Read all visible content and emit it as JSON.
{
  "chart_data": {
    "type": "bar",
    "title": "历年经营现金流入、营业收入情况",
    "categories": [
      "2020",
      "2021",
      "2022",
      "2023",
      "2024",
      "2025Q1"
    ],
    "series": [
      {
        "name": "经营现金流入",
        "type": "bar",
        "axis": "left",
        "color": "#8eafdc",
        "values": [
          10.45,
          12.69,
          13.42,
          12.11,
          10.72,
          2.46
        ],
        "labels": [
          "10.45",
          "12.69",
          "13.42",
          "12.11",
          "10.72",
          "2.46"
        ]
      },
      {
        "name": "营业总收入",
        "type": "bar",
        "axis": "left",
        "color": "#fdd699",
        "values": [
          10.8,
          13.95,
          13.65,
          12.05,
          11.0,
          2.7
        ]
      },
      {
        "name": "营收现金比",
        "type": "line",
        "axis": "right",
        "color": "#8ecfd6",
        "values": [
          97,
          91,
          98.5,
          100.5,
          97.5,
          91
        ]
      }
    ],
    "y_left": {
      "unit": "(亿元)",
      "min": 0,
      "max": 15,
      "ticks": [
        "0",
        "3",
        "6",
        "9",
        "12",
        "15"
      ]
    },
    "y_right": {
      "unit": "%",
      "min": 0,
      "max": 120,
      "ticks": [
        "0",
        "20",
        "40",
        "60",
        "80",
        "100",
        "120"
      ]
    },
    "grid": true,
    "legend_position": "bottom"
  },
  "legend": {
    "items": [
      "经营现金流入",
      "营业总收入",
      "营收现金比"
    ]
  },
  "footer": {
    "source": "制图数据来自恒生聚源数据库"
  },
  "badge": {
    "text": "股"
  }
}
━━━━
Which lines hold the string "color"? Copy all of them from the data above.

● Problem solution
        "color": "#8eafdc",
        "color": "#fdd699",
        "color": "#8ecfd6",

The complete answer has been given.